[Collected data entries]
>>>>>
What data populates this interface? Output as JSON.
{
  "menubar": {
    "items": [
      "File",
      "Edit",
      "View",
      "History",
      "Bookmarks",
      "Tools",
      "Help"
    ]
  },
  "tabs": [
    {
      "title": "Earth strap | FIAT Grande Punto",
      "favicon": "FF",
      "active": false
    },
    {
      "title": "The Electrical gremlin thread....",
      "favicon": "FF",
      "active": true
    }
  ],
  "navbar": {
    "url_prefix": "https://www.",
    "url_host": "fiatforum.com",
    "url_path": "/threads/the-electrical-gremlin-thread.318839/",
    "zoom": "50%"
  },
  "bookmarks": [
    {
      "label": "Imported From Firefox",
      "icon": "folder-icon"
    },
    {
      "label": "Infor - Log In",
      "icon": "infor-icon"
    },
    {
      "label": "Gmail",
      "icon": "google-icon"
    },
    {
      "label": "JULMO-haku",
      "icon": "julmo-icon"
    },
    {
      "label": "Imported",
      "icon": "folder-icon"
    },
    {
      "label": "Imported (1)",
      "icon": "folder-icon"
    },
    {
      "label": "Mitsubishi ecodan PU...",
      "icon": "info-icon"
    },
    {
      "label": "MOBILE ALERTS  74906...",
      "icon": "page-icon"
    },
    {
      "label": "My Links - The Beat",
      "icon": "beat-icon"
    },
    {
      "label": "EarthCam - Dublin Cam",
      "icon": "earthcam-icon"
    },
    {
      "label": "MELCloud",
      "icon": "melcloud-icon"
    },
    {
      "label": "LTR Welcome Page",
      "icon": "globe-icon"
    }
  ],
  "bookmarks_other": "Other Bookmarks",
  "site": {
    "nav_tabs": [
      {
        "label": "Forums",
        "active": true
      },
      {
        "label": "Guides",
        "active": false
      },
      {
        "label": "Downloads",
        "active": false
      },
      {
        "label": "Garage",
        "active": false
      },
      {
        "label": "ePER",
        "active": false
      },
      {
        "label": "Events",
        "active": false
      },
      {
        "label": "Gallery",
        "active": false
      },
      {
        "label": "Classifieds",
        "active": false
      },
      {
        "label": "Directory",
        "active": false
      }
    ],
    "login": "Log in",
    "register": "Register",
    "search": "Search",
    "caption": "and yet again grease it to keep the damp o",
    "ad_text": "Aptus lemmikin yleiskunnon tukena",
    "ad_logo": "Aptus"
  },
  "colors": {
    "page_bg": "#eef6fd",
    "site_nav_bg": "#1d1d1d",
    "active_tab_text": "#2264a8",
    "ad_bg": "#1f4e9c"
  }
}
<<<<<
* _Do this_
Make an exact copy of all the data.

* _Result for this exercise_
What data populates this interface? Output as JSON.
{
  "menubar": {
    "items": [
      "File",
      "Edit",
      "View",
      "History",
      "Bookmarks",
      "Tools",
      "Help"
    ]
  },
  "tabs": [
    {
      "title": "Earth strap | FIAT Grande Punto",
      "favicon": "FF",
      "active": false
    },
    {
      "title": "The Electrical gremlin thread....",
      "favicon": "FF",
      "active": true
    }
  ],
  "navbar": {
    "url_prefix": "https://www.",
    "url_host": "fiatforum.com",
    "url_path": "/threads/the-electrical-gremlin-thread.318839/",
    "zoom": "50%"
  },
  "bookmarks": [
    {
      "label": "Imported From Firefox",
      "icon": "folder-icon"
    },
    {
      "label": "Infor - Log In",
      "icon": "infor-icon"
    },
    {
      "label": "Gmail",
      "icon": "google-icon"
    },
    {
      "label": "JULMO-haku",
      "icon": "julmo-icon"
    },
    {
      "label": "Imported",
      "icon": "folder-icon"
    },
    {
      "label": "Imported (1)",
      "icon": "folder-icon"
    },
    {
      "label": "Mitsubishi ecodan PU...",
      "icon": "info-icon"
    },
    {
      "label": "MOBILE ALERTS  74906...",
      "icon": "page-icon"
    },
    {
      "label": "My Links - The Beat",
      "icon": "beat-icon"
    },
    {
      "label": "EarthCam - Dublin Cam",
      "icon": "earthcam-icon"
    },
    {
      "label": "MELCloud",
      "icon": "melcloud-icon"
    },
    {
      "label": "LTR Welcome Page",
      "icon": "globe-icon"
    }
  ],
  "bookmarks_other": "Other Bookmarks",
  "site": {
    "nav_tabs": [
      {
        "label": "Forums",
        "active": true
      },
      {
        "label": "Guides",
        "active": false
      },
      {
        "label": "Downloads",
        "active": false
      },
      {
        "label": "Garage",
        "active": false
      },
      {
        "label": "ePER",
        "active": false
      },
      {
        "label": "Events",
        "active": false
      },
      {
        "label": "Gallery",
        "active": false
      },
      {
        "label": "Classifieds",
        "active": false
      },
      {
        "label": "Directory",
        "active": false
      }
    ],
    "login": "Log in",
    "register": "Register",
    "search": "Search",
    "caption": "and yet again grease it to keep the damp o",
    "ad_text": "Aptus lemmikin yleiskunnon tukena",
    "ad_logo": "Aptus"
  },
  "colors": {
    "page_bg": "#eef6fd",
    "site_nav_bg": "#1d1d1d",
    "active_tab_text": "#2264a8",
    "ad_bg": "#1f4e9c"
  }
}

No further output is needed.